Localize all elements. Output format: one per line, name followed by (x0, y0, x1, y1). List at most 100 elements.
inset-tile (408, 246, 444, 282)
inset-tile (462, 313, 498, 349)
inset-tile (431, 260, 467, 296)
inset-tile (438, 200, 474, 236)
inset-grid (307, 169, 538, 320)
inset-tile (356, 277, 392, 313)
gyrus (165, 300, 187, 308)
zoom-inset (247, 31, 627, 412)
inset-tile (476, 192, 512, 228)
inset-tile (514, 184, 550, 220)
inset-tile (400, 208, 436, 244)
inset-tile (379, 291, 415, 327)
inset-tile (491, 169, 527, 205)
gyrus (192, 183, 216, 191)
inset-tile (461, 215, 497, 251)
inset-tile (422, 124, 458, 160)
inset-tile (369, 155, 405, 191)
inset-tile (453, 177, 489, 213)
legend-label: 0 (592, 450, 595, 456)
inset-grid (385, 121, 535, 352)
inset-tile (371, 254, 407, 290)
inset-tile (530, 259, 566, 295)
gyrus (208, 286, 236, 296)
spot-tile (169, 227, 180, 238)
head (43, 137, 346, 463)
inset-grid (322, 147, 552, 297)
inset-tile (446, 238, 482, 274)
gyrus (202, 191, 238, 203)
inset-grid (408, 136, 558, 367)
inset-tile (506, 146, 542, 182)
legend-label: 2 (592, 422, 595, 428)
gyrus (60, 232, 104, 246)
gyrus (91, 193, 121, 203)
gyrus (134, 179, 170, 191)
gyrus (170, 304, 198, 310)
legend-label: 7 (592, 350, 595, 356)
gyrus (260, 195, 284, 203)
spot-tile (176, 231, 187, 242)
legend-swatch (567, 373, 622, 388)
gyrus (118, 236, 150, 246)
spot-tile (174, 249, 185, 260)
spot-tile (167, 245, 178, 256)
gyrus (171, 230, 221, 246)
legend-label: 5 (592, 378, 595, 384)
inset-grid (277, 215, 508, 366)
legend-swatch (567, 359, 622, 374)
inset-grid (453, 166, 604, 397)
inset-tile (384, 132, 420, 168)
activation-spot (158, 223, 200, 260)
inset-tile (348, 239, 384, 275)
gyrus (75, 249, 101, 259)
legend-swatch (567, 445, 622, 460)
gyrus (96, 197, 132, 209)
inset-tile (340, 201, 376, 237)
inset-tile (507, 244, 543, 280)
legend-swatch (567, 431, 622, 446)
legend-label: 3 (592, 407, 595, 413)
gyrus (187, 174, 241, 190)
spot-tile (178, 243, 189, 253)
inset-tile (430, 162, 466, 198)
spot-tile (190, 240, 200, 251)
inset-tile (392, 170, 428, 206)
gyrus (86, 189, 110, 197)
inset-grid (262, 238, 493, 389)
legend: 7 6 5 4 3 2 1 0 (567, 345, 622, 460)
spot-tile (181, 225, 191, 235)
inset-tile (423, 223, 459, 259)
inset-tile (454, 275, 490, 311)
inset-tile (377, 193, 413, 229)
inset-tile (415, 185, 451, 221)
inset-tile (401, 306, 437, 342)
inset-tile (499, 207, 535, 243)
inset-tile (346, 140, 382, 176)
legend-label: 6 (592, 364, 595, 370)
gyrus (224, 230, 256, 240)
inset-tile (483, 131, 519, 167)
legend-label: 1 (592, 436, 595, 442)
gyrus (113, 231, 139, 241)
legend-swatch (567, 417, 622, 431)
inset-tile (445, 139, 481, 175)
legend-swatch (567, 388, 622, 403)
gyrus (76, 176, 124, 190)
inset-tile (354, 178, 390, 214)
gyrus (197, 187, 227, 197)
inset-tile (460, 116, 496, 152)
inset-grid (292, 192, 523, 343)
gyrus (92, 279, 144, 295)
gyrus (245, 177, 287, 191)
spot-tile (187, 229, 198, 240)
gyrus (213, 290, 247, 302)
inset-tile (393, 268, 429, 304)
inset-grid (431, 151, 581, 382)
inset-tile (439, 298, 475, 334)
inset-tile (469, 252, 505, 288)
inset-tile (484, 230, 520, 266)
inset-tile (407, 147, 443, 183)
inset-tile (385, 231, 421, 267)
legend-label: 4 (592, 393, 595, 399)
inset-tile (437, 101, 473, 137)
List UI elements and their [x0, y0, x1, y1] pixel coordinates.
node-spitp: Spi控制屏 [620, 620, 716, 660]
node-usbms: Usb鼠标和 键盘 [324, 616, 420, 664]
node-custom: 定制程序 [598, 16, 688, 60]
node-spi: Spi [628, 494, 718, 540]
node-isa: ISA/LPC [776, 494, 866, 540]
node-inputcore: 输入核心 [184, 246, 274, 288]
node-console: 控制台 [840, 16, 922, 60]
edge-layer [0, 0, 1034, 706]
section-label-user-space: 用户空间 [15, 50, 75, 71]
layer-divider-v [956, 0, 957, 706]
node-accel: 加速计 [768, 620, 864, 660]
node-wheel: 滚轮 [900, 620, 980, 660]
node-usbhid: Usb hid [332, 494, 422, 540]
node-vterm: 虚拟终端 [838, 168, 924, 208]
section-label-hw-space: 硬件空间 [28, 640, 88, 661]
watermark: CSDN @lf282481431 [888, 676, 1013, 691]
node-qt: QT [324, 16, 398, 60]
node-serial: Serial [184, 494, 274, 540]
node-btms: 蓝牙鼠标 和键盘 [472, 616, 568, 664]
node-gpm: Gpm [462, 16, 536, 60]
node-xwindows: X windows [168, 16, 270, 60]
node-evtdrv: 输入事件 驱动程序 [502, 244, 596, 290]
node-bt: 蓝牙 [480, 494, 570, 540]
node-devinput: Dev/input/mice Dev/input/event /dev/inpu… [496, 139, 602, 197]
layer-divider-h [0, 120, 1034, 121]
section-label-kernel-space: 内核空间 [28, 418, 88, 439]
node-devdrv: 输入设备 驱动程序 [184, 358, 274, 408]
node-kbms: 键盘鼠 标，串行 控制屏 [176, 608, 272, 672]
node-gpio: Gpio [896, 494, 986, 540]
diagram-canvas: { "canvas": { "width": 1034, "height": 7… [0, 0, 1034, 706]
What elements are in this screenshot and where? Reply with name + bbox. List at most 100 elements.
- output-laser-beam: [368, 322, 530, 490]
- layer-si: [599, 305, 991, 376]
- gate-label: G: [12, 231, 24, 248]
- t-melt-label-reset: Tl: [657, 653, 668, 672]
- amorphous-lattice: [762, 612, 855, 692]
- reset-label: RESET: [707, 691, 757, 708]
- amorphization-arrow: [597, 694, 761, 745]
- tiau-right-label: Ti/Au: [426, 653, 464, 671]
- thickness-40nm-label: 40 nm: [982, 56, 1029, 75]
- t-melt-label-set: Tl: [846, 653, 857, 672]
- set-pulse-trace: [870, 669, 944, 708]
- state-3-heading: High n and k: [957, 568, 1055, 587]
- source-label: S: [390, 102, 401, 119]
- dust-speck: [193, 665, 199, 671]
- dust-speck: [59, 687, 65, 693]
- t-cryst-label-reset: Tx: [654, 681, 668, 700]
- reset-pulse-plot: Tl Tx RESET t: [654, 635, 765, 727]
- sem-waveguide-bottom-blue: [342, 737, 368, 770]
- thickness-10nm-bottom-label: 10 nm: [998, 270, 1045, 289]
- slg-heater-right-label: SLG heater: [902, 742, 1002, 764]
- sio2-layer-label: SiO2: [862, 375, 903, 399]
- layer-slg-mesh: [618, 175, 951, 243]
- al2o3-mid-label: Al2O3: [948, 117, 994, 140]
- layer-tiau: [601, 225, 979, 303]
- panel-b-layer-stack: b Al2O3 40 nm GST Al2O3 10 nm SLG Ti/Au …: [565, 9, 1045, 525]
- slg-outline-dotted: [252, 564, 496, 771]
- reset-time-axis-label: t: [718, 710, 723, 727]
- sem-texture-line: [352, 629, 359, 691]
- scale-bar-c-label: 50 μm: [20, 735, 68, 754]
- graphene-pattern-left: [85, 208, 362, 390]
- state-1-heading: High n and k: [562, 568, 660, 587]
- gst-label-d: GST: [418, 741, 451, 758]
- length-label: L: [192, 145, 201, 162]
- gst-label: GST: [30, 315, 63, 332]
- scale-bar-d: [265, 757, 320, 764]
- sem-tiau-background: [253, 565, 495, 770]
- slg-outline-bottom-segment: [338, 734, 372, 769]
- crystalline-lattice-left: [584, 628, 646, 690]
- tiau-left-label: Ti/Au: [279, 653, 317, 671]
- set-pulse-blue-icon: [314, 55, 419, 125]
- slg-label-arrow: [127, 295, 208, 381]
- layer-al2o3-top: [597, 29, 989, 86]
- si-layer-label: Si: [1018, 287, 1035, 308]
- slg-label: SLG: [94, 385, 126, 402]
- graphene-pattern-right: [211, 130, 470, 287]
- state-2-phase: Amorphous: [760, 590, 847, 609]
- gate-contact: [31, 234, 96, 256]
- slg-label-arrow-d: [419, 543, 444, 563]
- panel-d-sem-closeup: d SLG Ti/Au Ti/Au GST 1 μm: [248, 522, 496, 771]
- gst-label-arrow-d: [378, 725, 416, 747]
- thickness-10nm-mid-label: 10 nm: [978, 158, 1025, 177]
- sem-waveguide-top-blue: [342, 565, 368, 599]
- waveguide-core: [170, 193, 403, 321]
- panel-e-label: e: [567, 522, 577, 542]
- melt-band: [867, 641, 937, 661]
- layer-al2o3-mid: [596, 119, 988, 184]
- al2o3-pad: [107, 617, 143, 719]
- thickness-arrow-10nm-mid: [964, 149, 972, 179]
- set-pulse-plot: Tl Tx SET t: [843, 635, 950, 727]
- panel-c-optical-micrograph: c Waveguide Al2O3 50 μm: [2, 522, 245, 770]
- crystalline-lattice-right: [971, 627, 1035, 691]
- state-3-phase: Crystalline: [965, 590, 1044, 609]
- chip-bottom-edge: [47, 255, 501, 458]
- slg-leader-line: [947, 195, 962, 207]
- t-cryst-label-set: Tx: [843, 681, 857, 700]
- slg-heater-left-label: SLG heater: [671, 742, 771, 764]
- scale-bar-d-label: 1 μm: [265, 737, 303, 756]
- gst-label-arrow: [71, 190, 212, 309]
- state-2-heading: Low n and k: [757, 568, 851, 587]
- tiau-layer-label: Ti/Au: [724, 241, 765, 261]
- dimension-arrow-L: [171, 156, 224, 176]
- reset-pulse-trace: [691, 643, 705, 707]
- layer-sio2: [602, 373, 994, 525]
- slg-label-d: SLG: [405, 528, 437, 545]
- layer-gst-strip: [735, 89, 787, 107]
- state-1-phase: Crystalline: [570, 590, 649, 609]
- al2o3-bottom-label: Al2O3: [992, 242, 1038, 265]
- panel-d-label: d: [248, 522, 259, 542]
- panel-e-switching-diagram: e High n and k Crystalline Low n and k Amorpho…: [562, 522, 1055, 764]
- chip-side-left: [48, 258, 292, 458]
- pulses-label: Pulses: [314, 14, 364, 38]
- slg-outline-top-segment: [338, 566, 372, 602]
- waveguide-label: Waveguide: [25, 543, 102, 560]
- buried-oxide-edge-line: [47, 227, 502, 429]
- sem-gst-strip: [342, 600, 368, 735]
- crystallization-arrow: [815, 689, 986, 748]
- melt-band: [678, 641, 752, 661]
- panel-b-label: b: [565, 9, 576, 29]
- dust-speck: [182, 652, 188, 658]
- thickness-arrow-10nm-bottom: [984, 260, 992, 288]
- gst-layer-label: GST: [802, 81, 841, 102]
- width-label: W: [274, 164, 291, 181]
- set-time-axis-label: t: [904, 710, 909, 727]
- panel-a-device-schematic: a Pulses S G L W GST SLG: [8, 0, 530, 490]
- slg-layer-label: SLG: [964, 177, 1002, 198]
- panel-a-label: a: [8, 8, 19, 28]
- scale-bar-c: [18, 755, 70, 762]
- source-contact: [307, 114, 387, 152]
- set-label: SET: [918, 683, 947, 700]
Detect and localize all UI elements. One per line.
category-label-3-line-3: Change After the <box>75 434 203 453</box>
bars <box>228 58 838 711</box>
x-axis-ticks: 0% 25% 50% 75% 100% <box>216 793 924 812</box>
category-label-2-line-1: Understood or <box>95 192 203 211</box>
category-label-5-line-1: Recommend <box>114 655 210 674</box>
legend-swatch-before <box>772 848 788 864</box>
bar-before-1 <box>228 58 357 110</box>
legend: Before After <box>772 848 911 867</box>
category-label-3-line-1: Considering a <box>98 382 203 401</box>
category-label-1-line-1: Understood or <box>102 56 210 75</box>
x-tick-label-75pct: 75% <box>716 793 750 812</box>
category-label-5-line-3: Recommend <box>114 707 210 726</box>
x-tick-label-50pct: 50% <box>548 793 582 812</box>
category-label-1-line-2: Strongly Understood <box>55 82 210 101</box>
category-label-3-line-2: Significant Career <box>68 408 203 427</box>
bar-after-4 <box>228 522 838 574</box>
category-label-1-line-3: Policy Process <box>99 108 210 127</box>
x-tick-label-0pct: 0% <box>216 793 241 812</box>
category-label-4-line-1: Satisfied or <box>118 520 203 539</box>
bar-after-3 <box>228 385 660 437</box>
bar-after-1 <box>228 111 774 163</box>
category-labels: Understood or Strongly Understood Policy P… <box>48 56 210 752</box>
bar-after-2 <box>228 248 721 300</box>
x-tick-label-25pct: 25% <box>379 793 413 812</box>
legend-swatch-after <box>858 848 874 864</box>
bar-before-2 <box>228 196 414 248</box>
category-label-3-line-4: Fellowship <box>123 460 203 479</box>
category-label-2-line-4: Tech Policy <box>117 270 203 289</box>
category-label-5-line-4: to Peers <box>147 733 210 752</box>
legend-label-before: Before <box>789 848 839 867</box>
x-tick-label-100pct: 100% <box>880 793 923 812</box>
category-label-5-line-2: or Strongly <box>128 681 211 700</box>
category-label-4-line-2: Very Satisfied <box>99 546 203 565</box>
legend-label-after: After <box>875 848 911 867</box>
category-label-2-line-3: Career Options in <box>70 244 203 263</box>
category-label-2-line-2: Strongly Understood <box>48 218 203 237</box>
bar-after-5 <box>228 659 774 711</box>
::::::
SHORT EXERCISE — Identify every line in the listing above that contains the string "lattice", matching case exactly, and copy each one out in full.

FINAL RESULT —
- amorphous-lattice: [762, 612, 855, 692]
- crystalline-lattice-left: [584, 628, 646, 690]
- crystalline-lattice-right: [971, 627, 1035, 691]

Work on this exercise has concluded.